*CHALLENGE:* Read the lines below. Copy out any that hold the string "Picture".

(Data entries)
- - - -

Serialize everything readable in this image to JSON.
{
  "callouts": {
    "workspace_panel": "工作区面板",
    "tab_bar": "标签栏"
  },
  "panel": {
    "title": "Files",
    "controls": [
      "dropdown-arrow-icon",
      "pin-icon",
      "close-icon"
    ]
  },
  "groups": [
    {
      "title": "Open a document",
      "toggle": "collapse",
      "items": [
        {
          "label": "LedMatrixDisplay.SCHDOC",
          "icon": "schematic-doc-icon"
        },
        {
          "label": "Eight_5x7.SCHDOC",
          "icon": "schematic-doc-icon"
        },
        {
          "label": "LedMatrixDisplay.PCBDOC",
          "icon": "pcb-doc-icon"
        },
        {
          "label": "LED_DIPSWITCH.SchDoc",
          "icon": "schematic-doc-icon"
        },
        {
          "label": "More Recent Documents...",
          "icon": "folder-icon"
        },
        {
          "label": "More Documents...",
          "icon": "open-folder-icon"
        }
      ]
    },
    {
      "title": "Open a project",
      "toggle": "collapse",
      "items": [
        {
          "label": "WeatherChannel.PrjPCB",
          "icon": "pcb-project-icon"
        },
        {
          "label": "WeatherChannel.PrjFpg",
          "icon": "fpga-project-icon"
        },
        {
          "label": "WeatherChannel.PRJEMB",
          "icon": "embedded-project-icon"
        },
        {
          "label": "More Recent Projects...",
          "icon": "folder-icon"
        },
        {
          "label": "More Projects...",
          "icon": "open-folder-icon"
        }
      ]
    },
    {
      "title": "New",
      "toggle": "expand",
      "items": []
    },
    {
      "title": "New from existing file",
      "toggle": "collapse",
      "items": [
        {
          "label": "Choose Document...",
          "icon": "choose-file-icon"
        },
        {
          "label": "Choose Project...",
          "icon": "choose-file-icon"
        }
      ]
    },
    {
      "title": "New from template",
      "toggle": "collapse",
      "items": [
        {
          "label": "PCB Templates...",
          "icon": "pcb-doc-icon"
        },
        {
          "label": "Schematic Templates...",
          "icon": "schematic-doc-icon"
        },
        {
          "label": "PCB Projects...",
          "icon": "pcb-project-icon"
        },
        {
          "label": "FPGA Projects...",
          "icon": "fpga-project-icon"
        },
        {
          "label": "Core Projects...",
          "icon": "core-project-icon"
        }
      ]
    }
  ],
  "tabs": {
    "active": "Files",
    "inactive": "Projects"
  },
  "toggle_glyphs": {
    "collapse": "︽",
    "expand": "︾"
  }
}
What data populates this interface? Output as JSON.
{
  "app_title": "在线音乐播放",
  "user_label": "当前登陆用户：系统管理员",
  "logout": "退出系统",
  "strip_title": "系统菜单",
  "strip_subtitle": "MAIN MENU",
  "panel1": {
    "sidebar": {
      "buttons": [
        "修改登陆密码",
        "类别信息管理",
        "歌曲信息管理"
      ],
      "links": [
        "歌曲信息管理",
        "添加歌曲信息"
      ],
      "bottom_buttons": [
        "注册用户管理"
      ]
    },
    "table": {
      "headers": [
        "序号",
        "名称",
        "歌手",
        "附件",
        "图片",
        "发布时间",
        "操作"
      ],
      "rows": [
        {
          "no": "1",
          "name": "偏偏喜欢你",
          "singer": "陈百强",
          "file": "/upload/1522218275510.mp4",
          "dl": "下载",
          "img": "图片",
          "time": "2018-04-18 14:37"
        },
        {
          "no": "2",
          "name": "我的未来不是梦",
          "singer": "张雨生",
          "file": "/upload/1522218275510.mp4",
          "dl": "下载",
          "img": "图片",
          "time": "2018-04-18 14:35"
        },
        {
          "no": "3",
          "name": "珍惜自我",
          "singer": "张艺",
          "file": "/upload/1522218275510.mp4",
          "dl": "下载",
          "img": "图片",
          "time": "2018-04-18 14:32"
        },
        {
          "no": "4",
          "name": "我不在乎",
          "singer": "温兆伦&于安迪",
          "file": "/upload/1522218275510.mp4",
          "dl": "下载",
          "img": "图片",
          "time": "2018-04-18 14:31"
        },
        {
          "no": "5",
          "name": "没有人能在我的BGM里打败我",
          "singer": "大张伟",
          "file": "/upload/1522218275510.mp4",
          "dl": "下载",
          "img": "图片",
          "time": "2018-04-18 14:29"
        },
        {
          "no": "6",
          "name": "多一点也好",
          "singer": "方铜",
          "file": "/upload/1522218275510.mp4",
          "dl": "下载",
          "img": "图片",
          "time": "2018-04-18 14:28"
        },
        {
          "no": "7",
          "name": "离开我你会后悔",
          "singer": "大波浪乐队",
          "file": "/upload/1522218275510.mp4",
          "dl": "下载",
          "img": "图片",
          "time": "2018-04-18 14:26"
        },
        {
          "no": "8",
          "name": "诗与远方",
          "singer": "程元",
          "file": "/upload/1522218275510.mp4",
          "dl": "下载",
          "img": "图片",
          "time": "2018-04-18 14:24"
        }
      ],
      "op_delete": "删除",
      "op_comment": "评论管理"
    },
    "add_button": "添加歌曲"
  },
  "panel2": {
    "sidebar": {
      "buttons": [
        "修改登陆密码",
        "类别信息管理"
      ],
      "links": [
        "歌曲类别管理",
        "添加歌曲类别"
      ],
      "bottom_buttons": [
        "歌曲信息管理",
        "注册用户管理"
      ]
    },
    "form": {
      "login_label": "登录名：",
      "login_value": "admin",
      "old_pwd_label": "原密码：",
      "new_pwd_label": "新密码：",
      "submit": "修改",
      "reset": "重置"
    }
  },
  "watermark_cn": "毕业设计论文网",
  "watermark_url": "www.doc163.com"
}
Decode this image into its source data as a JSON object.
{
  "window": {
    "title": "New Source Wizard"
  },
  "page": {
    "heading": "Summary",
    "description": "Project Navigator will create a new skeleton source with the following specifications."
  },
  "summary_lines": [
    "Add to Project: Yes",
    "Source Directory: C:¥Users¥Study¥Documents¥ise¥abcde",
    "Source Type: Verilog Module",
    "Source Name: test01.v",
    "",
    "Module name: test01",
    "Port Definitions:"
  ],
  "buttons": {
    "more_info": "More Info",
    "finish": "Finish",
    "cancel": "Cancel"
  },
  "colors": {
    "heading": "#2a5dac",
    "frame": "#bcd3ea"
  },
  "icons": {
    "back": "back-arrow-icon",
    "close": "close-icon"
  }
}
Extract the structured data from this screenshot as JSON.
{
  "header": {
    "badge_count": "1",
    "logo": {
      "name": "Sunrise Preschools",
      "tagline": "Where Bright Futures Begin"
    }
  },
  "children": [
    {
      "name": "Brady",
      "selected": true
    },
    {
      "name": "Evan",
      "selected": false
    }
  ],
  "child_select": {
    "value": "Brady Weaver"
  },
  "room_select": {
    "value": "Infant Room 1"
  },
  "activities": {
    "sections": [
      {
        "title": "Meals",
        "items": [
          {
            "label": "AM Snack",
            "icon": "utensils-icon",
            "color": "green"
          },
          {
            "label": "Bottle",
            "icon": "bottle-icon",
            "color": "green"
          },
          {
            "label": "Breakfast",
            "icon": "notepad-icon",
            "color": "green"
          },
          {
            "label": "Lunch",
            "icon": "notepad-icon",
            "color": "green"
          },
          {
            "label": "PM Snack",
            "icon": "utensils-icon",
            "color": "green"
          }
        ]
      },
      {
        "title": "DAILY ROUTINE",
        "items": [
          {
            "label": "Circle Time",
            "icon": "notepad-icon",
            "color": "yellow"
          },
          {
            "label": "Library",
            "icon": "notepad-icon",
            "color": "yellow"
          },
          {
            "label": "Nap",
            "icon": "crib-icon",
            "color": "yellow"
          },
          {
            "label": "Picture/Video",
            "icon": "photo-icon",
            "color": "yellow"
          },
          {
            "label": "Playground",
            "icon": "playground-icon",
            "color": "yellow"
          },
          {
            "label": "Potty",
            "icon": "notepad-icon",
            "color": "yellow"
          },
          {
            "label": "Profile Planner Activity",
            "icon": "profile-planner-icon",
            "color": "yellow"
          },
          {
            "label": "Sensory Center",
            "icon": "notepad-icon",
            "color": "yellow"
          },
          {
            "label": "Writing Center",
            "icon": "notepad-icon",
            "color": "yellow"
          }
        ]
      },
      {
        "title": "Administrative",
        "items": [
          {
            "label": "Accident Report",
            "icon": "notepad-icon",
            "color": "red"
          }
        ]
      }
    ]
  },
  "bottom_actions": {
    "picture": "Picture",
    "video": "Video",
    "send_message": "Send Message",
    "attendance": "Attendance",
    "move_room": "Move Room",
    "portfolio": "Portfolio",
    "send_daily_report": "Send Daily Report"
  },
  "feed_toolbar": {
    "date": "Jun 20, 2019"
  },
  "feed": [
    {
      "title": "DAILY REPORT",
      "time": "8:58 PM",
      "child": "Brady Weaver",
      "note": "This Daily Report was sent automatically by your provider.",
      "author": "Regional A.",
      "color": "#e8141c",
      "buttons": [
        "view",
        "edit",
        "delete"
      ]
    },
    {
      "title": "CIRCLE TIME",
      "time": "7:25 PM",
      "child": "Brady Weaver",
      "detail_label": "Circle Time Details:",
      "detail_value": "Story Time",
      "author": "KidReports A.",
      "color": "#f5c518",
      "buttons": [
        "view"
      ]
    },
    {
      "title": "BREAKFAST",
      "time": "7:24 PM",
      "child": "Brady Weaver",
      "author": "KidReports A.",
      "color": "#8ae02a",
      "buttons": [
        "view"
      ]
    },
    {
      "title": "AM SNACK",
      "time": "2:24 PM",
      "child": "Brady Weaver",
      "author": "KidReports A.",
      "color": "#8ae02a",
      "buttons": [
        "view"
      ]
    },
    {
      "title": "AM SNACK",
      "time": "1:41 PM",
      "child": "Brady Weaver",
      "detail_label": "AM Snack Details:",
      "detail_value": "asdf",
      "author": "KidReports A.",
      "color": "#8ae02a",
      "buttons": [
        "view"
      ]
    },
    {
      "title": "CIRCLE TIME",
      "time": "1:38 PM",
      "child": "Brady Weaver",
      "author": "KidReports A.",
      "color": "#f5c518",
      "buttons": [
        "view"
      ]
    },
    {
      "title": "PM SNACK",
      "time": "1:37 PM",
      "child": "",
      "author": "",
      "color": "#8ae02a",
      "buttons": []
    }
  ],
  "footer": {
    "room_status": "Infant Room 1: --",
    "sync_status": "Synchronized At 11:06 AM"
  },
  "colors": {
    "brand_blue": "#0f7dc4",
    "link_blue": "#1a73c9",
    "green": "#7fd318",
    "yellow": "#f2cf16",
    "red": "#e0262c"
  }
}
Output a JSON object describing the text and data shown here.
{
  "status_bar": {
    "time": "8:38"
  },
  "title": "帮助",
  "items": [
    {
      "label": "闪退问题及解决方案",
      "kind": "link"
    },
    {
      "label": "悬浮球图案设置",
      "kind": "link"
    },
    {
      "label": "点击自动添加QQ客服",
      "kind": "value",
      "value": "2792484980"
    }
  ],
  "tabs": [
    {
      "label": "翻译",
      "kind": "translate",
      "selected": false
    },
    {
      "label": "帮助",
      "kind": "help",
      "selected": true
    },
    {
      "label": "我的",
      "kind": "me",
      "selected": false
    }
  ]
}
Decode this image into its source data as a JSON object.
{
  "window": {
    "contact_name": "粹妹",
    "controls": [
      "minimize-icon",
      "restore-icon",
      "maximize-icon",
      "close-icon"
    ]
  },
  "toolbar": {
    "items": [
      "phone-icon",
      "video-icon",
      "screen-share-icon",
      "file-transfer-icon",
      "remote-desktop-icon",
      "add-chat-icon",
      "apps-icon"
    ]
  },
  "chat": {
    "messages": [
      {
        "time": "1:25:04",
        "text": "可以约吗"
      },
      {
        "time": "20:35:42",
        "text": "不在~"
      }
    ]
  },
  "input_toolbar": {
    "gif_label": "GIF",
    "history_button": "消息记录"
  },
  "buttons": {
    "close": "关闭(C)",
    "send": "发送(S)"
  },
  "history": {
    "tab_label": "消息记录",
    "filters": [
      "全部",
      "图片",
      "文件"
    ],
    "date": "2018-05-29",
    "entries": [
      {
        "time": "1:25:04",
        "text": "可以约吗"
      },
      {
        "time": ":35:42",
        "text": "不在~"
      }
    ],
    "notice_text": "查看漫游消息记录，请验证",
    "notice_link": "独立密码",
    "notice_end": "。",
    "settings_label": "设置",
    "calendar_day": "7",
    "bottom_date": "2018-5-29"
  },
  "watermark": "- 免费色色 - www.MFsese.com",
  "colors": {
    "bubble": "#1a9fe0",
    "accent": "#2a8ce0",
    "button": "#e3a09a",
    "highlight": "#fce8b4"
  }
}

- - - -

*FULL OUTPUT:*
            "label": "Picture/Video",
    "picture": "Picture",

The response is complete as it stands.